Data tied to figure images:
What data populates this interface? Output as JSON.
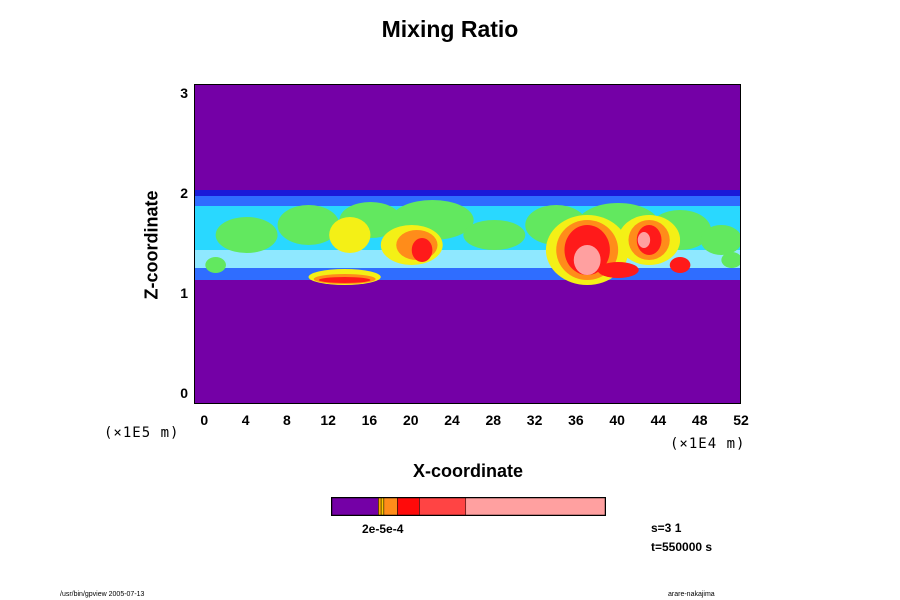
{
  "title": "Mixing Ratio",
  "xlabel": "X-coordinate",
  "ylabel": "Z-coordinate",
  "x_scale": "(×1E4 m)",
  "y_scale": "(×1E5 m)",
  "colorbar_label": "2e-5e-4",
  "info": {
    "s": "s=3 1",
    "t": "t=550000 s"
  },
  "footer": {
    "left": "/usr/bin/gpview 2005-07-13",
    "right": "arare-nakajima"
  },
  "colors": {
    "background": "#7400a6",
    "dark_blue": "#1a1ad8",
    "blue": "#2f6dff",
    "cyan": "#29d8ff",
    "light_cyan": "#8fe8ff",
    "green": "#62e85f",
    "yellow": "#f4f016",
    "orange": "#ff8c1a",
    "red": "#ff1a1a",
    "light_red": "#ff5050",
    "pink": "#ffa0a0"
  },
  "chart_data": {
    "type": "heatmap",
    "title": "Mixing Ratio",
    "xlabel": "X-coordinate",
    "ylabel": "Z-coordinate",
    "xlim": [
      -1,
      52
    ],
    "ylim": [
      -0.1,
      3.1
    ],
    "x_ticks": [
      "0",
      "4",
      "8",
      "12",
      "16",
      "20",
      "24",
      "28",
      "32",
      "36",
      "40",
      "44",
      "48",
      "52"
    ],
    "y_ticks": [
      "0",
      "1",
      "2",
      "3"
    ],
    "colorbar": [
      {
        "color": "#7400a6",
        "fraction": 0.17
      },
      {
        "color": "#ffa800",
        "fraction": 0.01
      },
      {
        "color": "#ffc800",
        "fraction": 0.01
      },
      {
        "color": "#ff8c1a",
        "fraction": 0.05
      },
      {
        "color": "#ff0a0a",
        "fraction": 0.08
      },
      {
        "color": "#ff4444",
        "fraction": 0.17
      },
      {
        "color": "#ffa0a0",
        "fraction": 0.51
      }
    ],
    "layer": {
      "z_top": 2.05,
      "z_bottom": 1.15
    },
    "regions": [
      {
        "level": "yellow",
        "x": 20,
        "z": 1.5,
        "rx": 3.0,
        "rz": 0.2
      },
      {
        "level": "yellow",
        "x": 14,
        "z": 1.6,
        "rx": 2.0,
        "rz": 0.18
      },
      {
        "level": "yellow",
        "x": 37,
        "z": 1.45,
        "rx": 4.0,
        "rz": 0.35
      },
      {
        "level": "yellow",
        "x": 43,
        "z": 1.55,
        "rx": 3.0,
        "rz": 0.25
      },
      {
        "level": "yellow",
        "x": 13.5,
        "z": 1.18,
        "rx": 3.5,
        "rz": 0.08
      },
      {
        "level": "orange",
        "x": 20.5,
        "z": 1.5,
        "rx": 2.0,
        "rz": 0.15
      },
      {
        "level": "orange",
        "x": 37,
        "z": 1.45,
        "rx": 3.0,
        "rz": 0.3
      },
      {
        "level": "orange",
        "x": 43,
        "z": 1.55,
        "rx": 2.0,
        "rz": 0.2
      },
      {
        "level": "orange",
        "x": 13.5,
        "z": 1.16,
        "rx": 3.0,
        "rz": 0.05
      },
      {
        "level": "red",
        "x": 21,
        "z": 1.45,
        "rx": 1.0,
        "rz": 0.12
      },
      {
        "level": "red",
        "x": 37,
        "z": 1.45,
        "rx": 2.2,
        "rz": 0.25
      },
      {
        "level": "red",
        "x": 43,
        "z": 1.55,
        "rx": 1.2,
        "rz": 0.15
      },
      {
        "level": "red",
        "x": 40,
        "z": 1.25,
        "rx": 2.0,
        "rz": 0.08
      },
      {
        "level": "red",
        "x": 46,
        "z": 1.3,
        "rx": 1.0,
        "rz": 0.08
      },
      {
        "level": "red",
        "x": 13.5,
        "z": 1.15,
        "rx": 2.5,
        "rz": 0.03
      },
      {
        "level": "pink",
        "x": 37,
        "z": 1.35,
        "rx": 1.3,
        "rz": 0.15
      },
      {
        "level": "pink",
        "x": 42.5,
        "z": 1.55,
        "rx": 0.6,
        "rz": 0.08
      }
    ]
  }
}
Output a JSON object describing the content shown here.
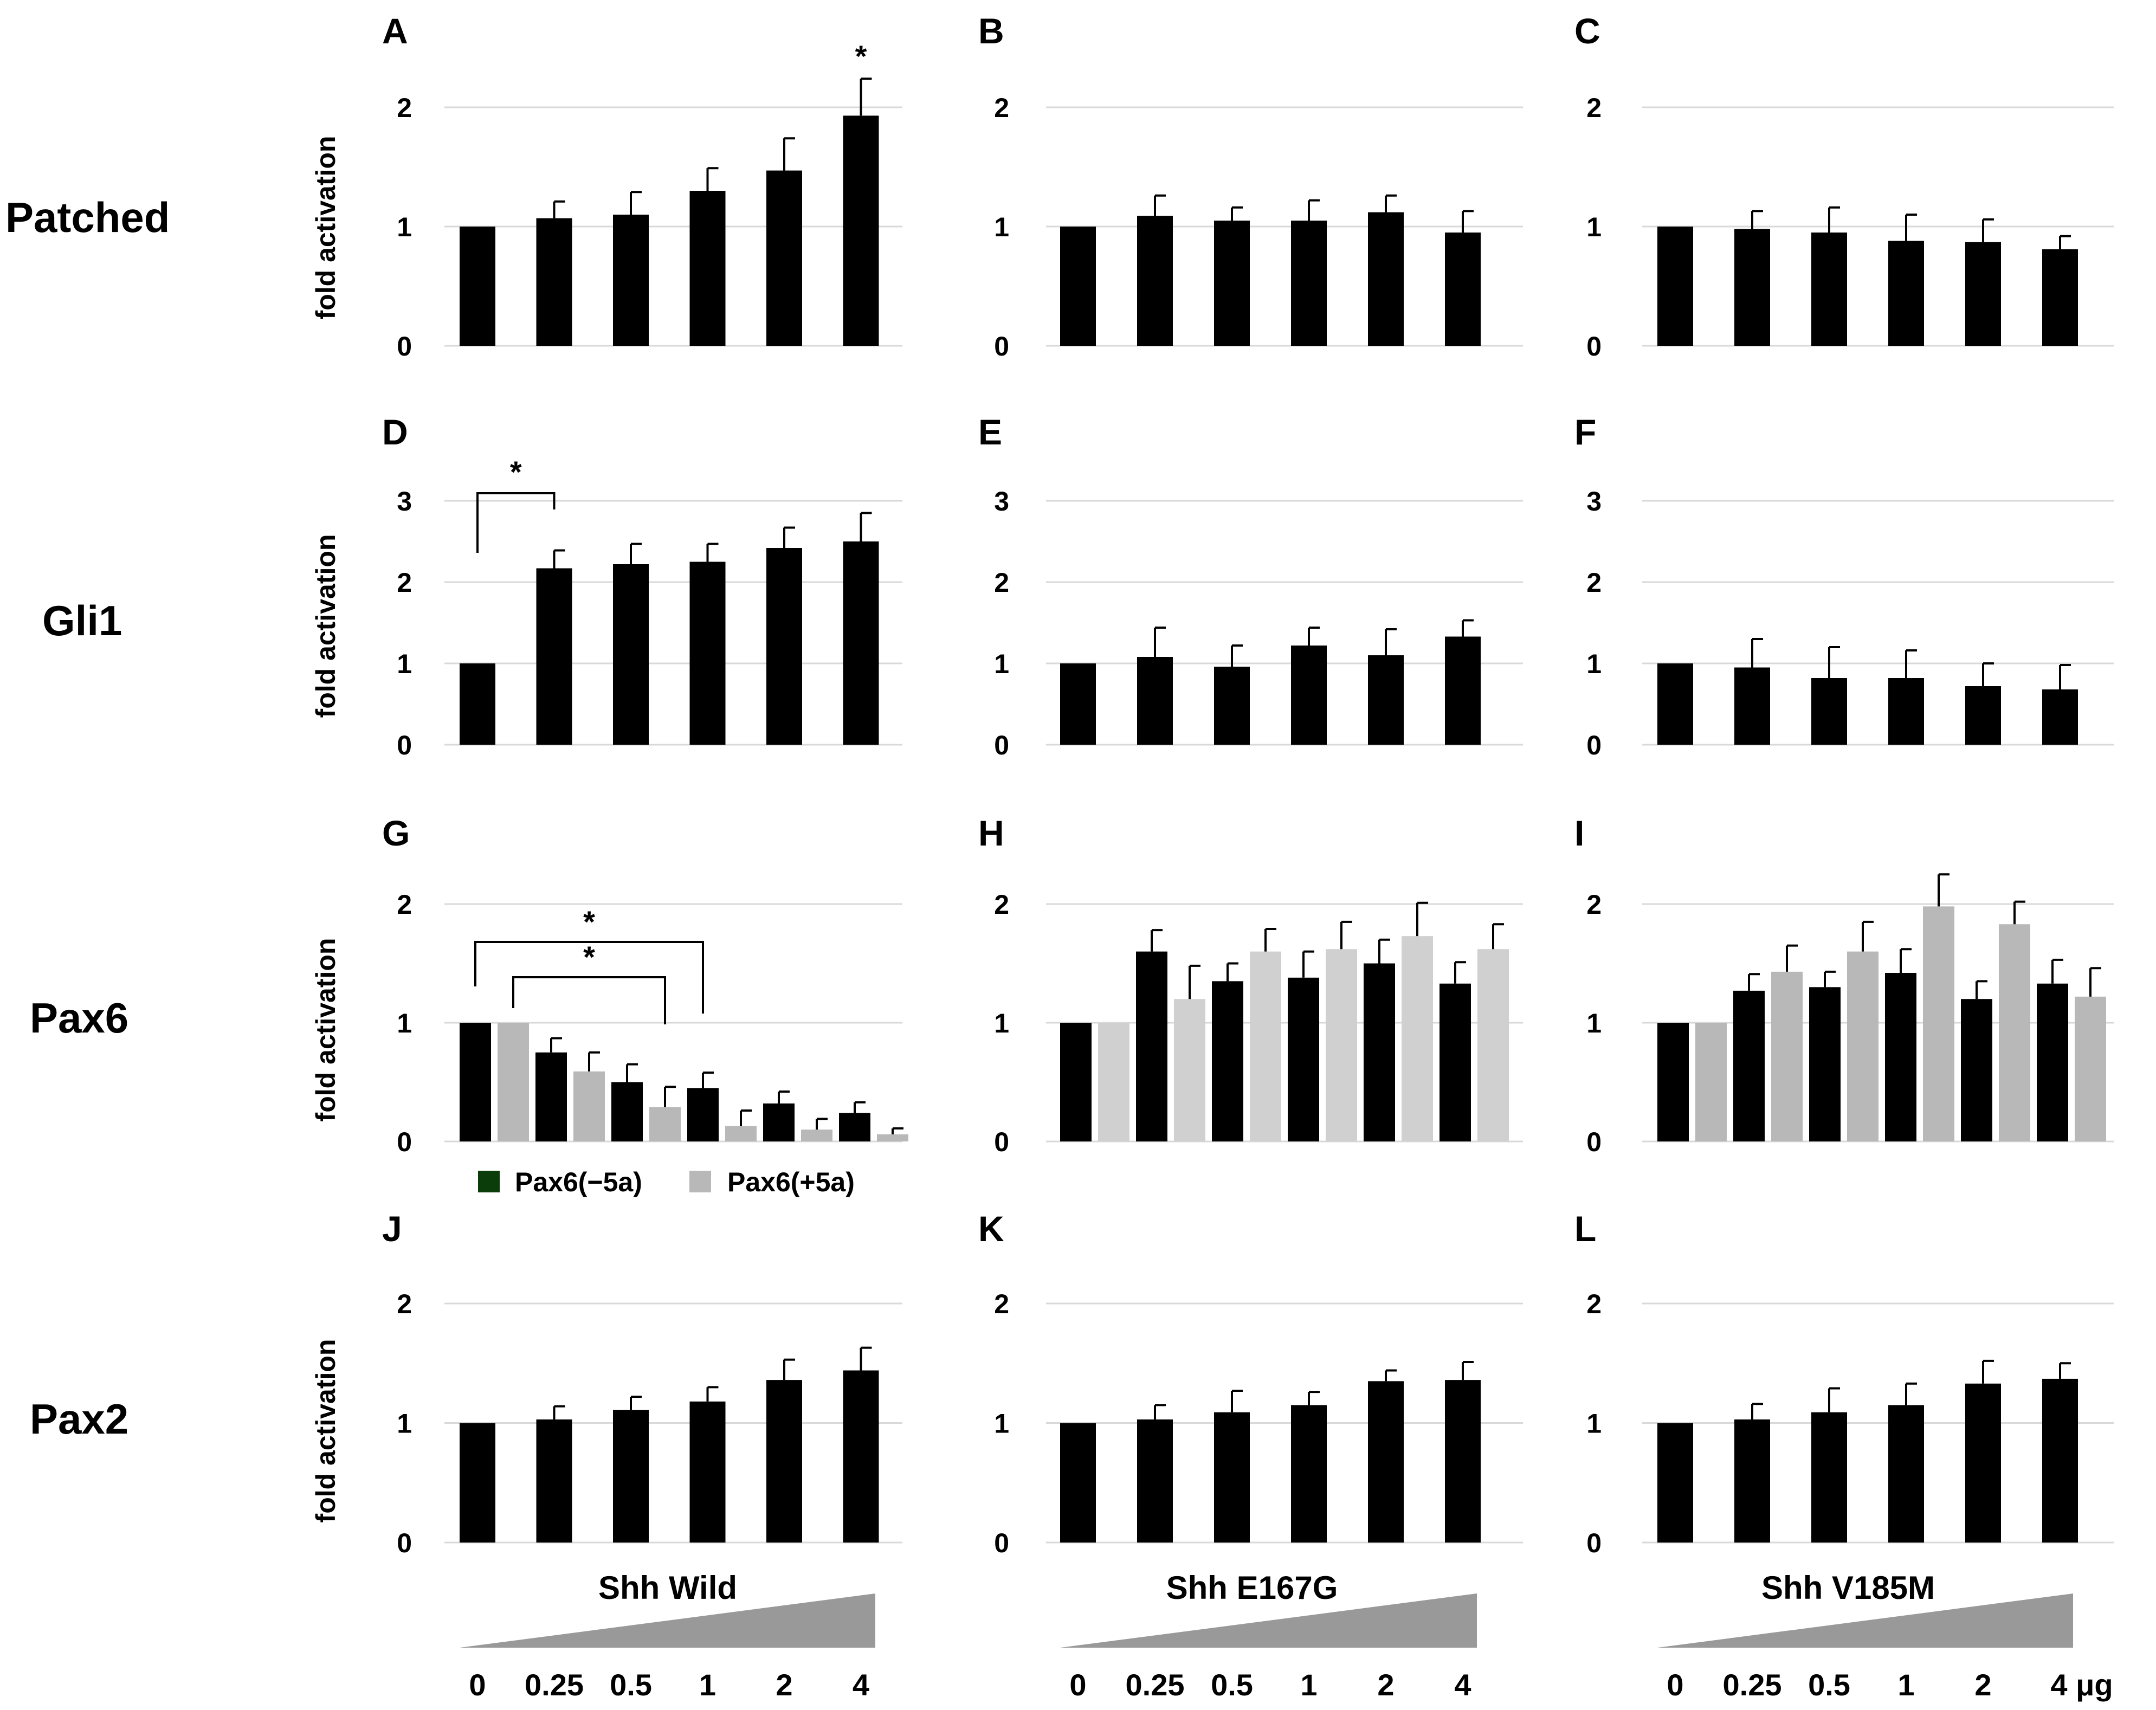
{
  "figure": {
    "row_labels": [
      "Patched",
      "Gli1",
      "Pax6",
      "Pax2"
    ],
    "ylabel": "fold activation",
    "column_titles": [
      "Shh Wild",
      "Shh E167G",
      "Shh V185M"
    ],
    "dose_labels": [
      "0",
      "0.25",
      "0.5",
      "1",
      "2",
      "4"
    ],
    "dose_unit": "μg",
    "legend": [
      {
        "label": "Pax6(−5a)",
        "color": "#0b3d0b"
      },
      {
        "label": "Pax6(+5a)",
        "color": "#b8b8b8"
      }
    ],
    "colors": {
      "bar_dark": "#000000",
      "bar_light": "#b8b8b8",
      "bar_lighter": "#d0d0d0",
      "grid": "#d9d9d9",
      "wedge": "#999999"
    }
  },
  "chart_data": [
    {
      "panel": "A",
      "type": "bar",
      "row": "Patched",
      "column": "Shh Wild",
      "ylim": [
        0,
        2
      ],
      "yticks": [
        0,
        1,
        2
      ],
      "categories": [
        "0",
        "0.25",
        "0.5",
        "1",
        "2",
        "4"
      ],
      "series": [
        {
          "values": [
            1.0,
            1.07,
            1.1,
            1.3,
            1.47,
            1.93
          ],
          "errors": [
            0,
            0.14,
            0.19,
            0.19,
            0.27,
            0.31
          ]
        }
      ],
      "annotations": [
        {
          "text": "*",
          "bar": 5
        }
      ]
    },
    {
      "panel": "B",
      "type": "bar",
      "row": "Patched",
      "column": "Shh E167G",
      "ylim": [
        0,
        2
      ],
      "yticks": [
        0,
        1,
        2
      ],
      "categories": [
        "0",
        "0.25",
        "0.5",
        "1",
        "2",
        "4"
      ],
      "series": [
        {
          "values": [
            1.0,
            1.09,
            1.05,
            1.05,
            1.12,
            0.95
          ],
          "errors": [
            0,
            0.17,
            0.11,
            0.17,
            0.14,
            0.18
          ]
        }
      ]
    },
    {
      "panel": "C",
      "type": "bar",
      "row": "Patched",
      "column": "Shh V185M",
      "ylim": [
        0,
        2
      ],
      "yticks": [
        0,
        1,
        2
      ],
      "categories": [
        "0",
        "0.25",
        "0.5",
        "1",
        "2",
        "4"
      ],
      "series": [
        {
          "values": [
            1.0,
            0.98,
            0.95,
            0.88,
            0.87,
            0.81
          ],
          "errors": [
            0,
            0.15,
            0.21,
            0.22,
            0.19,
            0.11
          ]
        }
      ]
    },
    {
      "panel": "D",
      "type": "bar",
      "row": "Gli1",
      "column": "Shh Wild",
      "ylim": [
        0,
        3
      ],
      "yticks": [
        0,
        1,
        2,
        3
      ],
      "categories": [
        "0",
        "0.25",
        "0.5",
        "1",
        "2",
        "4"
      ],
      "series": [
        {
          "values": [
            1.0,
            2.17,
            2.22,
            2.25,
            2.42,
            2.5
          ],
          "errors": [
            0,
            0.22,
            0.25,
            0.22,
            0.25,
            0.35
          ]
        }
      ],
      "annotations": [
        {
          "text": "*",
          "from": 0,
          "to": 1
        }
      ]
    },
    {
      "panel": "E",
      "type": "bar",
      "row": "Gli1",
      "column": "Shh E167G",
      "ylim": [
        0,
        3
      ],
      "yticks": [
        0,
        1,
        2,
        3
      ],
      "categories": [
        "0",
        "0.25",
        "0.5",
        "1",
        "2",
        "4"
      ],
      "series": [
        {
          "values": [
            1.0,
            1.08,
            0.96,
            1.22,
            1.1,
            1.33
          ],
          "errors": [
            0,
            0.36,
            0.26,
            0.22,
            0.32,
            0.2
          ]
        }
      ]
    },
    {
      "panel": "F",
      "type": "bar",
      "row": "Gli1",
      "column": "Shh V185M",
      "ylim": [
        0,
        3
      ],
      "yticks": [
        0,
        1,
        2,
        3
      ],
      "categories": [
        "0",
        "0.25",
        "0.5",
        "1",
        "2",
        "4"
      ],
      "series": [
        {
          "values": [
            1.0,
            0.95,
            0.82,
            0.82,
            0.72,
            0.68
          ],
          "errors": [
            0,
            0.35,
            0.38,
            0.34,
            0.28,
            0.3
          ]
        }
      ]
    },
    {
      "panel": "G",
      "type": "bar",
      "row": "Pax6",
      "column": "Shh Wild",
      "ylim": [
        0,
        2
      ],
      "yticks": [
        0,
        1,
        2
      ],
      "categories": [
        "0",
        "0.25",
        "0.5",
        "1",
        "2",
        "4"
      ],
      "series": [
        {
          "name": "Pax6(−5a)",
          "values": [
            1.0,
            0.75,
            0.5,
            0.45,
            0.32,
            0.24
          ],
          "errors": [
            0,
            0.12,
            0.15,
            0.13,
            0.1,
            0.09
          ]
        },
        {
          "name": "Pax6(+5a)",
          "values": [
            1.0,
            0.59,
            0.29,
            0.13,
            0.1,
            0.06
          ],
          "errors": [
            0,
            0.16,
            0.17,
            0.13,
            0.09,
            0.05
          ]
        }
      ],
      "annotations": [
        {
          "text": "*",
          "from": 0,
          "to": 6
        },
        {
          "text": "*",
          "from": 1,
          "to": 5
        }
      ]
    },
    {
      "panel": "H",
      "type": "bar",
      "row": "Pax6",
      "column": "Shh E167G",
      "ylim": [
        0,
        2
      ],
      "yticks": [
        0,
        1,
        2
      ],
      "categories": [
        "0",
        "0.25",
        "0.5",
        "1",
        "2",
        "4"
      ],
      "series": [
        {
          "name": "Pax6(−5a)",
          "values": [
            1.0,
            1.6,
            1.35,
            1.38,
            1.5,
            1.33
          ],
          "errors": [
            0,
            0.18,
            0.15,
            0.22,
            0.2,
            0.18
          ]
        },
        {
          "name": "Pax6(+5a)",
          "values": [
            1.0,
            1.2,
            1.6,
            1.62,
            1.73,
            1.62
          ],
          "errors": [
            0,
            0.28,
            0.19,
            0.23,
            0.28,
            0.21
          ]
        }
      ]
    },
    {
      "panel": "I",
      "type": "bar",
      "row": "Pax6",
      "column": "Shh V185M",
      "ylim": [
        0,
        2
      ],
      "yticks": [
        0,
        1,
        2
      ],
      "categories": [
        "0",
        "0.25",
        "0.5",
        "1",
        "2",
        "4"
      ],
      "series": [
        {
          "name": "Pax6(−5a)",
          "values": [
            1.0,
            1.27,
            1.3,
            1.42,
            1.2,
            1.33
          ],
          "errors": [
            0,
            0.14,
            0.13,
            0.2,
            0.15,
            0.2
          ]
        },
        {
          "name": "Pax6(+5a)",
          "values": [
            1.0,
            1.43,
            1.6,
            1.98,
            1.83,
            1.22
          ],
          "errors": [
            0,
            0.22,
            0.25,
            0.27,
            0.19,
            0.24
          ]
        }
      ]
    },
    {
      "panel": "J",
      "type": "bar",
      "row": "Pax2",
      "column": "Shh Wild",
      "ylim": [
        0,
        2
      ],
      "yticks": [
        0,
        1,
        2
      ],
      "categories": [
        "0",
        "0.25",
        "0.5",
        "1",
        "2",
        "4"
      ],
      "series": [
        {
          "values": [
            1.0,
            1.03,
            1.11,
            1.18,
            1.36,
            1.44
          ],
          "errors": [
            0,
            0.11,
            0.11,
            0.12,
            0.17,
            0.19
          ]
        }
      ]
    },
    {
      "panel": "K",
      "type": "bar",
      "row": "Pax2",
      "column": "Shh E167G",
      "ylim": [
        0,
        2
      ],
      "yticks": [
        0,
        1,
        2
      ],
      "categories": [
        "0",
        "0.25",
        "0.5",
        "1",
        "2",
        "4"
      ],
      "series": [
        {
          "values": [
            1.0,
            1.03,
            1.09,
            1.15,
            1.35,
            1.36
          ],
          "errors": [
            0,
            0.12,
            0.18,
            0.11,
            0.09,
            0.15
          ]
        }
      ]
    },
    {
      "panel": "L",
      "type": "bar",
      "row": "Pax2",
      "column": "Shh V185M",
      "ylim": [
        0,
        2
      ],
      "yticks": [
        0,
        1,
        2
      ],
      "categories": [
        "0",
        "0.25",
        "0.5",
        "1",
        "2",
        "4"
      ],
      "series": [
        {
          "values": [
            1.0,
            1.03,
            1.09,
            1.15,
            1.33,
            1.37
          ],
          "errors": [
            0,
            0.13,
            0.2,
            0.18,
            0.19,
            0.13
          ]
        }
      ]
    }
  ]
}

PROBLEM TO WORK ON –
Gather, from the listing above, every line carrying the word "panel".

FINAL RESULT –
      "panel": "A",
      "panel": "B",
      "panel": "C",
      "panel": "D",
      "panel": "E",
      "panel": "F",
      "panel": "G",
      "panel": "H",
      "panel": "I",
      "panel": "J",
      "panel": "K",
      "panel": "L",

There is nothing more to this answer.